> [TASK TO COMPLETE]: Give the number of lines in the data that contain "typu", and nothing more.

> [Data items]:
┄┄┄┄┄┄┄┄┄┄┄┄┄┄┄┄┄┄┄┄
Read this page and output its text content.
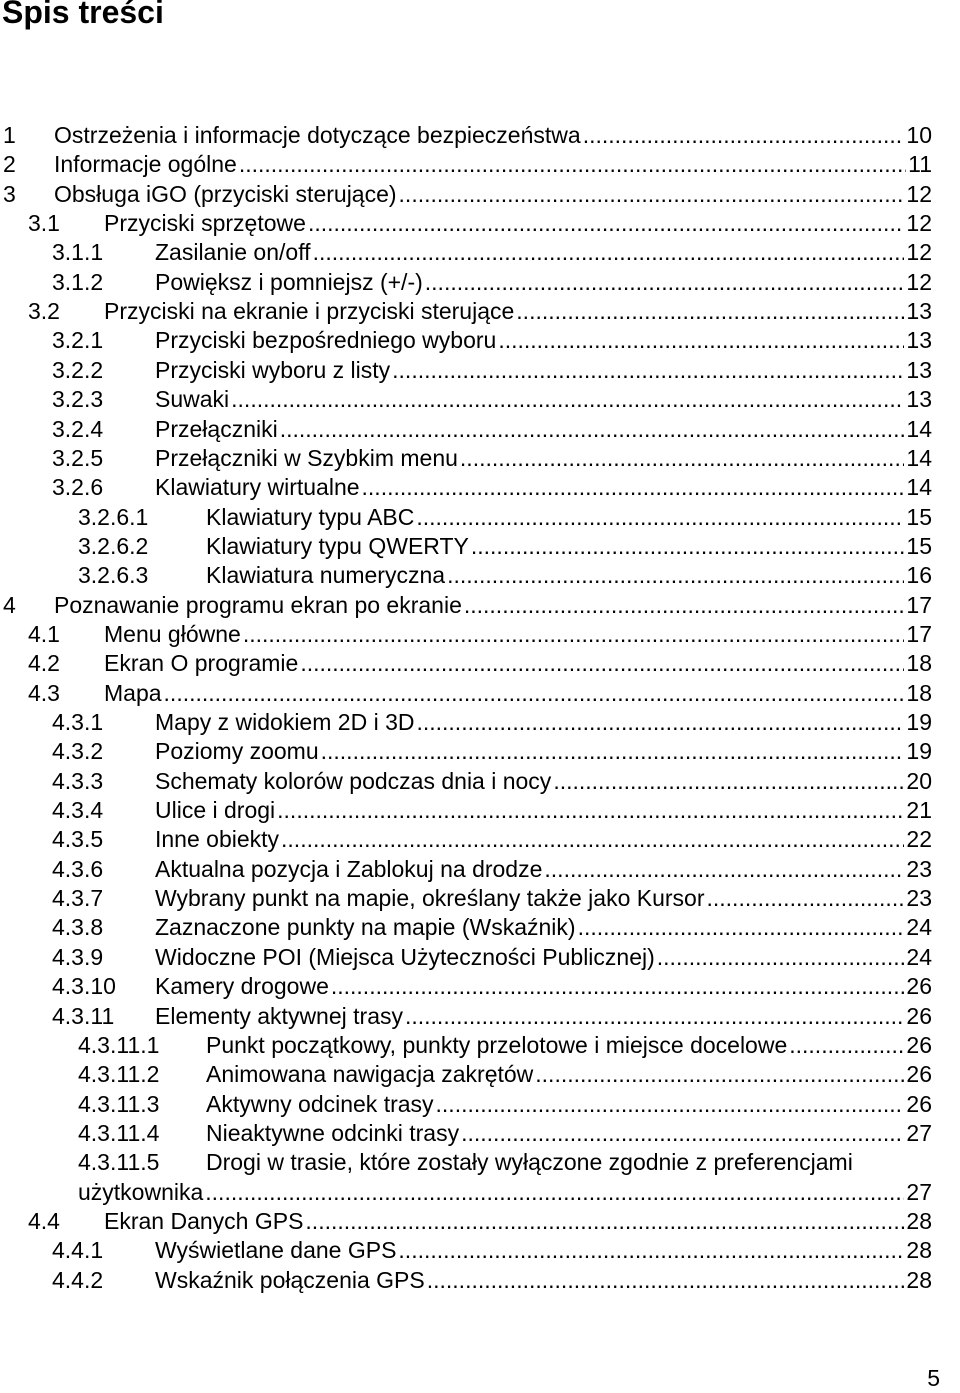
Spis treści
1 Ostrzeżenia i informacje dotyczące bezpieczeństwa .....	10
2 Informacje ogólne .....	11
3 Obsługa iGO (przyciski sterujące) .....	12
3.1 Przyciski sprzętowe .....	12
3.1.1 Zasilanie on/off .....	12
3.1.2 Powiększ i pomniejsz (+/-) .....	12
3.2 Przyciski na ekranie i przyciski sterujące .....	13
3.2.1 Przyciski bezpośredniego wyboru .....	13
3.2.2 Przyciski wyboru z listy .....	13
3.2.3 Suwaki .....	13
3.2.4 Przełączniki .....	14
3.2.5 Przełączniki w Szybkim menu .....	14
3.2.6 Klawiatury wirtualne .....	14
3.2.6.1	Klawiatury typu ABC .....	15
3.2.6.2	Klawiatury typu QWERTY .....	15
3.2.6.3	Klawiatura numeryczna .....	16
4 Poznawanie programu ekran po ekranie .....	17
4.1 Menu główne .....	17
4.2 Ekran O programie .....	18
4.3 Mapa .....	18
4.3.1 Mapy z widokiem 2D i 3D .....	19
4.3.2 Poziomy zoomu .....	19
4.3.3 Schematy kolorów podczas dnia i nocy .....	20
4.3.4 Ulice i drogi .....	21
4.3.5 Inne obiekty .....	22
4.3.6 Aktualna pozycja i Zablokuj na drodze .....	23
4.3.7 Wybrany punkt na mapie, określany także jako Kursor .....	23
4.3.8 Zaznaczone punkty na mapie (Wskaźnik) .....	24
4.3.9 Widoczne POI (Miejsca Użyteczności Publicznej) .....	24
4.3.10 Kamery drogowe .....	26
4.3.11 Elementy aktywnej trasy .....	26
4.3.11.1 Punkt początkowy, punkty przelotowe i miejsce docelowe .....	26
4.3.11.2 Animowana nawigacja zakrętów .....	26
4.3.11.3 Aktywny odcinek trasy .....	26
4.3.11.4 Nieaktywne odcinki trasy .....	27
4.3.11.5 Drogi w trasie, które zostały wyłączone zgodnie z preferencjami
użytkownika .....	27
4.4 Ekran Danych GPS .....	28
4.4.1 Wyświetlane dane GPS .....	28
4.4.2 Wskaźnik połączenia GPS .....	28
5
┄┄┄┄┄┄┄┄┄┄┄┄┄┄┄┄┄┄┄┄
> [TASK OUTPUT]: 2